▶ **Challenge**
Reproduce all the material exactly, minus any pictures it holds.

## Begin

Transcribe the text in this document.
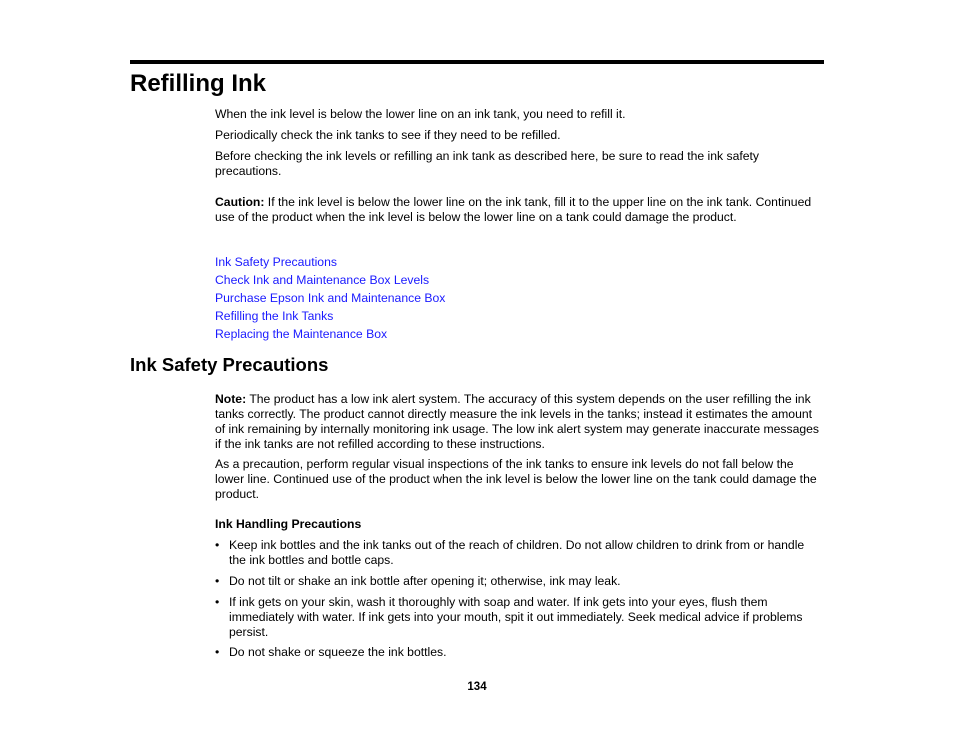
Refilling Ink

When the ink level is below the lower line on an ink tank, you need to refill it.

Periodically check the ink tanks to see if they need to be refilled.

Before checking the ink levels or refilling an ink tank as described here, be sure to read the ink safety precautions.

Caution: If the ink level is below the lower line on the ink tank, fill it to the upper line on the ink tank. Continued use of the product when the ink level is below the lower line on a tank could damage the product.

Ink Safety Precautions
Check Ink and Maintenance Box Levels
Purchase Epson Ink and Maintenance Box
Refilling the Ink Tanks
Replacing the Maintenance Box
Ink Safety Precautions

Note: The product has a low ink alert system. The accuracy of this system depends on the user refilling the ink tanks correctly. The product cannot directly measure the ink levels in the tanks; instead it estimates the amount of ink remaining by internally monitoring ink usage. The low ink alert system may generate inaccurate messages if the ink tanks are not refilled according to these instructions.

As a precaution, perform regular visual inspections of the ink tanks to ensure ink levels do not fall below the lower line. Continued use of the product when the ink level is below the lower line on the tank could damage the product.

Ink Handling Precautions
• Keep ink bottles and the ink tanks out of the reach of children. Do not allow children to drink from or handle the ink bottles and bottle caps.
• Do not tilt or shake an ink bottle after opening it; otherwise, ink may leak.
• If ink gets on your skin, wash it thoroughly with soap and water. If ink gets into your eyes, flush them immediately with water. If ink gets into your mouth, spit it out immediately. Seek medical advice if problems persist.
• Do not shake or squeeze the ink bottles.
134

## End

▶ **Result of this task**
Transcribe the text in this document.
Refilling Ink

When the ink level is below the lower line on an ink tank, you need to refill it.

Periodically check the ink tanks to see if they need to be refilled.

Before checking the ink levels or refilling an ink tank as described here, be sure to read the ink safety precautions.

Caution: If the ink level is below the lower line on the ink tank, fill it to the upper line on the ink tank. Continued use of the product when the ink level is below the lower line on a tank could damage the product.

Ink Safety Precautions
Check Ink and Maintenance Box Levels
Purchase Epson Ink and Maintenance Box
Refilling the Ink Tanks
Replacing the Maintenance Box
Ink Safety Precautions

Note: The product has a low ink alert system. The accuracy of this system depends on the user refilling the ink tanks correctly. The product cannot directly measure the ink levels in the tanks; instead it estimates the amount of ink remaining by internally monitoring ink usage. The low ink alert system may generate inaccurate messages if the ink tanks are not refilled according to these instructions.

As a precaution, perform regular visual inspections of the ink tanks to ensure ink levels do not fall below the lower line. Continued use of the product when the ink level is below the lower line on the tank could damage the product.

Ink Handling Precautions
• Keep ink bottles and the ink tanks out of the reach of children. Do not allow children to drink from or handle the ink bottles and bottle caps.
• Do not tilt or shake an ink bottle after opening it; otherwise, ink may leak.
• If ink gets on your skin, wash it thoroughly with soap and water. If ink gets into your eyes, flush them immediately with water. If ink gets into your mouth, spit it out immediately. Seek medical advice if problems persist.
• Do not shake or squeeze the ink bottles.
134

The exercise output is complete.